> _EXERCISE OBJECTIVE_: Filter the entries below, keeping every line that has the word "page".

> _MATERIAL FOR THIS EXERCISE_:
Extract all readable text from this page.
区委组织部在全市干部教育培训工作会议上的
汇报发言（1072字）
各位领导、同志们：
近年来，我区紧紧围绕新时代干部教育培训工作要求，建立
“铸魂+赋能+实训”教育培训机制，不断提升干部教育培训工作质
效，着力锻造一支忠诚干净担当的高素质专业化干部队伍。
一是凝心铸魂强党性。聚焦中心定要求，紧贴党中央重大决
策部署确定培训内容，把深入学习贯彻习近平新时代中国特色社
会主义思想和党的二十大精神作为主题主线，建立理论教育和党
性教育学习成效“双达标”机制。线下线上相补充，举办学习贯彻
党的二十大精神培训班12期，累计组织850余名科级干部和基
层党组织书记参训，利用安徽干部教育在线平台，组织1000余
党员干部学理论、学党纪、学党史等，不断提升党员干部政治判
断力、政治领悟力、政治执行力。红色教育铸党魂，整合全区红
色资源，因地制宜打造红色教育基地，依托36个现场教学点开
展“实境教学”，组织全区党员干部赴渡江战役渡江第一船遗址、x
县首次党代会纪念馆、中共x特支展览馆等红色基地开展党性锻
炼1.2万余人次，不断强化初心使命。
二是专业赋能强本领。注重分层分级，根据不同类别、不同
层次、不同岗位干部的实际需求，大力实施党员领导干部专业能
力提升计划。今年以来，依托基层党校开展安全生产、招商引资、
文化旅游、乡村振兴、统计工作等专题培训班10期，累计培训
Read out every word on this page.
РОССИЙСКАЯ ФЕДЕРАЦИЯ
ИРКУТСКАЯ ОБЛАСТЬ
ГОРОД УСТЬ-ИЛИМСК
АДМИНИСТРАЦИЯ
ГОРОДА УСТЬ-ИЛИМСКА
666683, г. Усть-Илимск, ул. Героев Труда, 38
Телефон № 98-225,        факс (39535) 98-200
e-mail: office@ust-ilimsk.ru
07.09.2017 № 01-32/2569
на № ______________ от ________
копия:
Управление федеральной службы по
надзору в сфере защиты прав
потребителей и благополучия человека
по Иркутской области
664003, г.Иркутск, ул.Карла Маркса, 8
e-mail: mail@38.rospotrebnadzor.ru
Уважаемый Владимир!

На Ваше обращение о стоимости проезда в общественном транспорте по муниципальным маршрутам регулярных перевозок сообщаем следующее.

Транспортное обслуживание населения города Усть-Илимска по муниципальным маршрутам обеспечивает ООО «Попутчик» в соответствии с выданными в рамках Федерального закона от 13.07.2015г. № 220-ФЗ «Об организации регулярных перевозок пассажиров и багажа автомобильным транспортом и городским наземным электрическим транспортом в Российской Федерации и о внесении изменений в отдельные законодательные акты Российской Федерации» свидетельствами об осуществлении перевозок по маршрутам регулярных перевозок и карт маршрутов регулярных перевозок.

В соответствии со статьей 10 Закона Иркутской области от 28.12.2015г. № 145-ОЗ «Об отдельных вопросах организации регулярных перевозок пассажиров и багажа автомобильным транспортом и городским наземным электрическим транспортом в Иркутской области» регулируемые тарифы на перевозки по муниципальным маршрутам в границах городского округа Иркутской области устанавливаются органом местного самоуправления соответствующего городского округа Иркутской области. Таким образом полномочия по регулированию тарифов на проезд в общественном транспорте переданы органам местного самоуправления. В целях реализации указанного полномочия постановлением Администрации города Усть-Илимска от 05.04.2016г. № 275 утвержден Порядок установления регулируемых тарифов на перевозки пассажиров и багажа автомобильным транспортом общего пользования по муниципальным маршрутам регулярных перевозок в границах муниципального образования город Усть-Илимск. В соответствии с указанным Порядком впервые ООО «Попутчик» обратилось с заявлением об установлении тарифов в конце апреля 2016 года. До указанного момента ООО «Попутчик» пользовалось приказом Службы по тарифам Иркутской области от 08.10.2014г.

> _SOLUTION BELOW_:
Extract all readable text from this page.
Read out every word on this page.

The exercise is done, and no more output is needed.